# INPUT
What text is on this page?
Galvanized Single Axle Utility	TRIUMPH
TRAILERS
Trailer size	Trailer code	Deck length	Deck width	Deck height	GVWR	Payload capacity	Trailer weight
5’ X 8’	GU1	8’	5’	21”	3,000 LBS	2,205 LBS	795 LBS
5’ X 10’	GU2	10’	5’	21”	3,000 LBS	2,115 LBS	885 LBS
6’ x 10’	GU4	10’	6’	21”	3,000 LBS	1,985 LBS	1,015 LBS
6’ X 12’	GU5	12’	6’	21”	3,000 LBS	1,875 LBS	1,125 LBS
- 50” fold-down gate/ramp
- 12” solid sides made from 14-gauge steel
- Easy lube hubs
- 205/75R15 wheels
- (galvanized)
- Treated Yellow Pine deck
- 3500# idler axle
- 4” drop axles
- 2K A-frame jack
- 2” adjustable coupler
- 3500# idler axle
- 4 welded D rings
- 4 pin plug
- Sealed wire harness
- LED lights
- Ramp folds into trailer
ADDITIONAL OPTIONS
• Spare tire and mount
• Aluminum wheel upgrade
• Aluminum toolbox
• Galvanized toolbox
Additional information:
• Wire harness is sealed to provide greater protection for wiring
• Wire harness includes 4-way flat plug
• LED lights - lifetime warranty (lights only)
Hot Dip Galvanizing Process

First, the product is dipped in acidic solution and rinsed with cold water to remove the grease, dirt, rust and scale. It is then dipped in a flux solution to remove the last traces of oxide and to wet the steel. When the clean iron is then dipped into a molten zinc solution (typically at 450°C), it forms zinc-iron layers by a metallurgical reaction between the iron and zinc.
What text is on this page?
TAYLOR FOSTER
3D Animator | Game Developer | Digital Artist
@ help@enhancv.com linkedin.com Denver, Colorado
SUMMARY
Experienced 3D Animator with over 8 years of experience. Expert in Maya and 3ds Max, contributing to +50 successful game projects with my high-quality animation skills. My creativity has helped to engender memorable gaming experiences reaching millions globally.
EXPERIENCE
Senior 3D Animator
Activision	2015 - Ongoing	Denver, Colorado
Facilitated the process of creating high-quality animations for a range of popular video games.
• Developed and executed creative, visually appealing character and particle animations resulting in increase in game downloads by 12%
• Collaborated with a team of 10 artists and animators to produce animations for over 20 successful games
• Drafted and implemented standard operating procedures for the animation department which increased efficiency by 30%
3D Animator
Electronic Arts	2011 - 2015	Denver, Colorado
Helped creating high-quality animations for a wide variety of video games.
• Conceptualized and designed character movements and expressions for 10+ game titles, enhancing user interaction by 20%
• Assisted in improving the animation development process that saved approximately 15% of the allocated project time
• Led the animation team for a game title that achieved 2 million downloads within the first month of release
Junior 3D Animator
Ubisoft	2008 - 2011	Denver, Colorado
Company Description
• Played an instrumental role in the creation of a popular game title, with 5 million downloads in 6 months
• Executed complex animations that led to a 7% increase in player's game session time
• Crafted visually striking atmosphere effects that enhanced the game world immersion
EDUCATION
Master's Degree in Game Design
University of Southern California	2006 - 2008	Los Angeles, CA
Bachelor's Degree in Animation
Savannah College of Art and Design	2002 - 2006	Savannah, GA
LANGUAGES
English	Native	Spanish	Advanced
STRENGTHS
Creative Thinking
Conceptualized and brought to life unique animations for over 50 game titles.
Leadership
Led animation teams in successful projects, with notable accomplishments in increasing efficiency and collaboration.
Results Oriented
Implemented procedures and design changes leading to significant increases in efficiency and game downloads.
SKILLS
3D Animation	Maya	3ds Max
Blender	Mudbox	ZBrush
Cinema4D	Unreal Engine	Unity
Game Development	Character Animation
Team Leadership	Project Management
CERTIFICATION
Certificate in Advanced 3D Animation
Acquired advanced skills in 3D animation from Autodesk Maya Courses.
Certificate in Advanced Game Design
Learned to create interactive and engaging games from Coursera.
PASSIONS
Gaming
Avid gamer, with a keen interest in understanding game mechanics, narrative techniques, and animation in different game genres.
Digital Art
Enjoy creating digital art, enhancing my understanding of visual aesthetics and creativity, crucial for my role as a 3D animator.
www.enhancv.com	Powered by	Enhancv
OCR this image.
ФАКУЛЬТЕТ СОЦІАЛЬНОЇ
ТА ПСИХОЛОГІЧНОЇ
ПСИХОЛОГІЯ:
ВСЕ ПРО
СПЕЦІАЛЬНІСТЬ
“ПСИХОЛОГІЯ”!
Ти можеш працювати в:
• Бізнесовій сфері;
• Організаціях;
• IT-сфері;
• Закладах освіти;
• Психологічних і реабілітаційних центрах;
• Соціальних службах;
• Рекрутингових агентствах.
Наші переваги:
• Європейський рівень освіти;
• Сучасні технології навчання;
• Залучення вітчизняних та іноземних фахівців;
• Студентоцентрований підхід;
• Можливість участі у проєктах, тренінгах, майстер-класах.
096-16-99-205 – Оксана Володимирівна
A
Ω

# GIVEN INSTRUCTION
Retype the data in full and match it exactly.

# ANSWER TO THIS TASK
What text is on this page?
Galvanized Single Axle Utility	TRIUMPH
TRAILERS
Trailer size	Trailer code	Deck length	Deck width	Deck height	GVWR	Payload capacity	Trailer weight
5’ X 8’	GU1	8’	5’	21”	3,000 LBS	2,205 LBS	795 LBS
5’ X 10’	GU2	10’	5’	21”	3,000 LBS	2,115 LBS	885 LBS
6’ x 10’	GU4	10’	6’	21”	3,000 LBS	1,985 LBS	1,015 LBS
6’ X 12’	GU5	12’	6’	21”	3,000 LBS	1,875 LBS	1,125 LBS
- 50” fold-down gate/ramp
- 12” solid sides made from 14-gauge steel
- Easy lube hubs
- 205/75R15 wheels
- (galvanized)
- Treated Yellow Pine deck
- 3500# idler axle
- 4” drop axles
- 2K A-frame jack
- 2” adjustable coupler
- 3500# idler axle
- 4 welded D rings
- 4 pin plug
- Sealed wire harness
- LED lights
- Ramp folds into trailer
ADDITIONAL OPTIONS
• Spare tire and mount
• Aluminum wheel upgrade
• Aluminum toolbox
• Galvanized toolbox
Additional information:
• Wire harness is sealed to provide greater protection for wiring
• Wire harness includes 4-way flat plug
• LED lights - lifetime warranty (lights only)
Hot Dip Galvanizing Process

First, the product is dipped in acidic solution and rinsed with cold water to remove the grease, dirt, rust and scale. It is then dipped in a flux solution to remove the last traces of oxide and to wet the steel. When the clean iron is then dipped into a molten zinc solution (typically at 450°C), it forms zinc-iron layers by a metallurgical reaction between the iron and zinc.
What text is on this page?
TAYLOR FOSTER
3D Animator | Game Developer | Digital Artist
@ help@enhancv.com linkedin.com Denver, Colorado
SUMMARY
Experienced 3D Animator with over 8 years of experience. Expert in Maya and 3ds Max, contributing to +50 successful game projects with my high-quality animation skills. My creativity has helped to engender memorable gaming experiences reaching millions globally.
EXPERIENCE
Senior 3D Animator
Activision	2015 - Ongoing	Denver, Colorado
Facilitated the process of creating high-quality animations for a range of popular video games.
• Developed and executed creative, visually appealing character and particle animations resulting in increase in game downloads by 12%
• Collaborated with a team of 10 artists and animators to produce animations for over 20 successful games
• Drafted and implemented standard operating procedures for the animation department which increased efficiency by 30%
3D Animator
Electronic Arts	2011 - 2015	Denver, Colorado
Helped creating high-quality animations for a wide variety of video games.
• Conceptualized and designed character movements and expressions for 10+ game titles, enhancing user interaction by 20%
• Assisted in improving the animation development process that saved approximately 15% of the allocated project time
• Led the animation team for a game title that achieved 2 million downloads within the first month of release
Junior 3D Animator
Ubisoft	2008 - 2011	Denver, Colorado
Company Description
• Played an instrumental role in the creation of a popular game title, with 5 million downloads in 6 months
• Executed complex animations that led to a 7% increase in player's game session time
• Crafted visually striking atmosphere effects that enhanced the game world immersion
EDUCATION
Master's Degree in Game Design
University of Southern California	2006 - 2008	Los Angeles, CA
Bachelor's Degree in Animation
Savannah College of Art and Design	2002 - 2006	Savannah, GA
LANGUAGES
English	Native	Spanish	Advanced
STRENGTHS
Creative Thinking
Conceptualized and brought to life unique animations for over 50 game titles.
Leadership
Led animation teams in successful projects, with notable accomplishments in increasing efficiency and collaboration.
Results Oriented
Implemented procedures and design changes leading to significant increases in efficiency and game downloads.
SKILLS
3D Animation	Maya	3ds Max
Blender	Mudbox	ZBrush
Cinema4D	Unreal Engine	Unity
Game Development	Character Animation
Team Leadership	Project Management
CERTIFICATION
Certificate in Advanced 3D Animation
Acquired advanced skills in 3D animation from Autodesk Maya Courses.
Certificate in Advanced Game Design
Learned to create interactive and engaging games from Coursera.
PASSIONS
Gaming
Avid gamer, with a keen interest in understanding game mechanics, narrative techniques, and animation in different game genres.
Digital Art
Enjoy creating digital art, enhancing my understanding of visual aesthetics and creativity, crucial for my role as a 3D animator.
www.enhancv.com	Powered by	Enhancv
OCR this image.
ФАКУЛЬТЕТ СОЦІАЛЬНОЇ
ТА ПСИХОЛОГІЧНОЇ
ПСИХОЛОГІЯ:
ВСЕ ПРО
СПЕЦІАЛЬНІСТЬ
“ПСИХОЛОГІЯ”!
Ти можеш працювати в:
• Бізнесовій сфері;
• Організаціях;
• IT-сфері;
• Закладах освіти;
• Психологічних і реабілітаційних центрах;
• Соціальних службах;
• Рекрутингових агентствах.
Наші переваги:
• Європейський рівень освіти;
• Сучасні технології навчання;
• Залучення вітчизняних та іноземних фахівців;
• Студентоцентрований підхід;
• Можливість участі у проєктах, тренінгах, майстер-класах.
096-16-99-205 – Оксана Володимирівна
A
Ω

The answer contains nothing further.